- _TASK DETAILS_
Copy the entries word for word, from the very first line of the entries through the line that contains "candle-body [866, 114, 870, 139]", including that line.

- _GIVEN ENTRIES_

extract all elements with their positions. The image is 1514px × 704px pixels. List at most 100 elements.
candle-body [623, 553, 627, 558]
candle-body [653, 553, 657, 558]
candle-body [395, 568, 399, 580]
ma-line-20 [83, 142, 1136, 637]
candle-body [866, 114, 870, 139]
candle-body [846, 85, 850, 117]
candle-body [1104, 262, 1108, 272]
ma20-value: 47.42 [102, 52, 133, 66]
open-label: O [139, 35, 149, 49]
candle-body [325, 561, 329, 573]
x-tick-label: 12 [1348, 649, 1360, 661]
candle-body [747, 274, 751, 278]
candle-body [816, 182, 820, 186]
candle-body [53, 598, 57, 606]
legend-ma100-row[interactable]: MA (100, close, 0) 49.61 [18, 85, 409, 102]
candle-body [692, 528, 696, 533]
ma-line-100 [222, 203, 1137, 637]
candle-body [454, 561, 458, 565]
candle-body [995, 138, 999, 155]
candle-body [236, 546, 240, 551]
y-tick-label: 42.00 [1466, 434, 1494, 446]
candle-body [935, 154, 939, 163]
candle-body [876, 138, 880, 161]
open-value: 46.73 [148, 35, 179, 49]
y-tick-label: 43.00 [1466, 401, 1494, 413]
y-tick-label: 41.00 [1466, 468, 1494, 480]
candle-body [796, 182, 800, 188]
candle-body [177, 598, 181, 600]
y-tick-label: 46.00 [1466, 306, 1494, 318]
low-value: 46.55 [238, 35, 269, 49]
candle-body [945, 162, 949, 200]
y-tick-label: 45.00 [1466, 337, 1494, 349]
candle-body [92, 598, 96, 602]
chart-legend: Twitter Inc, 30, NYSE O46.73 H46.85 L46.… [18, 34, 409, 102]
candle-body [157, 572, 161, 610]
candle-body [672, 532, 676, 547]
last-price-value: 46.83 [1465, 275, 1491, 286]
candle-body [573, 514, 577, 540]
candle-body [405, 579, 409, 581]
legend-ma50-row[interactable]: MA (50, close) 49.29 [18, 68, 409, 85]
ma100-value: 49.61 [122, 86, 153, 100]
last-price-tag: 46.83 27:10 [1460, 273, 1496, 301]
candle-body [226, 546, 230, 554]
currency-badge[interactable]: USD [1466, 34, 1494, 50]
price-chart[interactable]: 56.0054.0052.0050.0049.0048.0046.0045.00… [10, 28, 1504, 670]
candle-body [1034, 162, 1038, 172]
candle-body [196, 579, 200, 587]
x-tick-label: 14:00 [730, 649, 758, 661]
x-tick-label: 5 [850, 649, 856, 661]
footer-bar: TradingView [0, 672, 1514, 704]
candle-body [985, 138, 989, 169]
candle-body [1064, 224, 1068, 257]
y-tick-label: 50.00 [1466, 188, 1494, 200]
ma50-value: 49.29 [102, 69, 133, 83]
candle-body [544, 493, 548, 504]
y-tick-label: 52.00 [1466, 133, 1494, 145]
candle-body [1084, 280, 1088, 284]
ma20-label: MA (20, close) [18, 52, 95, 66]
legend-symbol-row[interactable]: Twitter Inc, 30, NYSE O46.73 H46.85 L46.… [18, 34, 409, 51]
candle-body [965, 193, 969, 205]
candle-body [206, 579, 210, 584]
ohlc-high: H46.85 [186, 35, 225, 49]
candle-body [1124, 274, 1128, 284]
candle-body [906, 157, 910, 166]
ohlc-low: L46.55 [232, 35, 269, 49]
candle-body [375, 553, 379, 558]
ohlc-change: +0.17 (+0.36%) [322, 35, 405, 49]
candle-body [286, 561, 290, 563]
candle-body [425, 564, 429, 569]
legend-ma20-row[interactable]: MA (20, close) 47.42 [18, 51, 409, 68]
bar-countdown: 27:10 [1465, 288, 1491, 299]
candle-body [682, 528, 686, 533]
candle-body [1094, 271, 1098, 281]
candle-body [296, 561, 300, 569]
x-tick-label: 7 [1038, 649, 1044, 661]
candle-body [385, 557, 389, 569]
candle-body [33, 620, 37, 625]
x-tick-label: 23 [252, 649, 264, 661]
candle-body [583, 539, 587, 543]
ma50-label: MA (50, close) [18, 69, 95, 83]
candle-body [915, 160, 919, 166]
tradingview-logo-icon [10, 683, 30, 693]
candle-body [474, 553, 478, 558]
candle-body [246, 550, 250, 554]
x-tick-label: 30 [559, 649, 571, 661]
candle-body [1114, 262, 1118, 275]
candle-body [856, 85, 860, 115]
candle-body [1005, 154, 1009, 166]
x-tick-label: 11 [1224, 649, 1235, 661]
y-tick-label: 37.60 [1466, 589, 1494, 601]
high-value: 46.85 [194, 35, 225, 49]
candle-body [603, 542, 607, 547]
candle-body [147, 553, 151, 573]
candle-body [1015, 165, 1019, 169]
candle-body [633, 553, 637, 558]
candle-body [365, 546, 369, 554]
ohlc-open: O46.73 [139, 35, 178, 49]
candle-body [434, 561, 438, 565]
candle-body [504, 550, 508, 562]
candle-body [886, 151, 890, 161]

- _SOLUTION TO THE EXERCISE_
extract all elements with their positions. The image is 1514px × 704px pixels. List at most 100 elements.
candle-body [623, 553, 627, 558]
candle-body [653, 553, 657, 558]
candle-body [395, 568, 399, 580]
ma-line-20 [83, 142, 1136, 637]
candle-body [866, 114, 870, 139]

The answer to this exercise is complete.